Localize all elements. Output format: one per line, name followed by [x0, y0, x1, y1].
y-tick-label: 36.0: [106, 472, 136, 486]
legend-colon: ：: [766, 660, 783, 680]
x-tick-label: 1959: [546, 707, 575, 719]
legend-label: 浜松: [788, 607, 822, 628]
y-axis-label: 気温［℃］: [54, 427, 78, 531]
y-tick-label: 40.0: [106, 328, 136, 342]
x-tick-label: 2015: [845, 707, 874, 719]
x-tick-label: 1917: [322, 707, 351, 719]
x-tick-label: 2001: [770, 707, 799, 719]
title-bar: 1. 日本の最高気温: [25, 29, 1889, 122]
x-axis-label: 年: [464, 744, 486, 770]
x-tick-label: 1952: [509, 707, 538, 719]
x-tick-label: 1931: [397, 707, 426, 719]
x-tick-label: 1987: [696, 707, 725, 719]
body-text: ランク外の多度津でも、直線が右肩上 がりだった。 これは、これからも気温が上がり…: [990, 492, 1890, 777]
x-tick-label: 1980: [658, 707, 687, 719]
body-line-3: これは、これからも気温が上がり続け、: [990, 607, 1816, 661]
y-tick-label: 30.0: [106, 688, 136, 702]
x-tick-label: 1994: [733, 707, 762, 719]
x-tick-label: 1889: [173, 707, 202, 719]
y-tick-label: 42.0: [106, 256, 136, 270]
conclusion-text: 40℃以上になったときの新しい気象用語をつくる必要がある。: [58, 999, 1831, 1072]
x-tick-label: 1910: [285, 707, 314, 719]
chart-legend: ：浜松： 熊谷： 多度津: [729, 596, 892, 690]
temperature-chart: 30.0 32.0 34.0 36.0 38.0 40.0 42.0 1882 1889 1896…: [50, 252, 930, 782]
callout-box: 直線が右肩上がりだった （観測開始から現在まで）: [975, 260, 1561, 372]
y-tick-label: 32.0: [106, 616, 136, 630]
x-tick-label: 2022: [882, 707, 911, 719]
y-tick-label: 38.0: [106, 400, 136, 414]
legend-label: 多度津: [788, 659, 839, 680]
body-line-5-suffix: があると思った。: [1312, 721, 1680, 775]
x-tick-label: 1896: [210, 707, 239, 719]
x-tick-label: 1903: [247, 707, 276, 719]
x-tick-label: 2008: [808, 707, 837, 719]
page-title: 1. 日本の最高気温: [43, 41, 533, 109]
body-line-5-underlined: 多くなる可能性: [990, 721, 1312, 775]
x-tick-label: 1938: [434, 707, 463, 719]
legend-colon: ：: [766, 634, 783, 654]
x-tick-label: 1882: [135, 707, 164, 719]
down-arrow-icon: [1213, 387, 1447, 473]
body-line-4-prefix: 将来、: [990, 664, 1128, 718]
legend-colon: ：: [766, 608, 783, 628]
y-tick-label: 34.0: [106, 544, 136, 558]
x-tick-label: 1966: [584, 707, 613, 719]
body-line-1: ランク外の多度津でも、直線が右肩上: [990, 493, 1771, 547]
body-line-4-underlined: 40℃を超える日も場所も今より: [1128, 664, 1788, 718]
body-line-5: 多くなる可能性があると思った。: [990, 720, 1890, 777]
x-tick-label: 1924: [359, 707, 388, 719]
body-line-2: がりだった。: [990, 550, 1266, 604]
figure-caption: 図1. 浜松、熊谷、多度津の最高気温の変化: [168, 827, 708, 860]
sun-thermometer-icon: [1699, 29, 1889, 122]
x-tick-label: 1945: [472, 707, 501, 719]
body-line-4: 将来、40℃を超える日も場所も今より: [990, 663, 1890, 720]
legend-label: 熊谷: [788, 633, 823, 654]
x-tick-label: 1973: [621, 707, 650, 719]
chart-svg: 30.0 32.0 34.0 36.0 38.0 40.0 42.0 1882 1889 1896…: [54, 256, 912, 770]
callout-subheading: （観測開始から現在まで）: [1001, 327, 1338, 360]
========================================
> WRITTEN INSTRUCTION:
Return the lines of the items unchanged, starting at the very first line and ending at the line that contains "x-tick-label: 2015: [845, 707, 874, 719]", with both of those lines included.

> EXERCISE OUTPUT:
Localize all elements. Output format: one per line, name followed by [x0, y0, x1, y1].
y-tick-label: 36.0: [106, 472, 136, 486]
legend-colon: ：: [766, 660, 783, 680]
x-tick-label: 1959: [546, 707, 575, 719]
legend-label: 浜松: [788, 607, 822, 628]
y-axis-label: 気温［℃］: [54, 427, 78, 531]
y-tick-label: 40.0: [106, 328, 136, 342]
x-tick-label: 2015: [845, 707, 874, 719]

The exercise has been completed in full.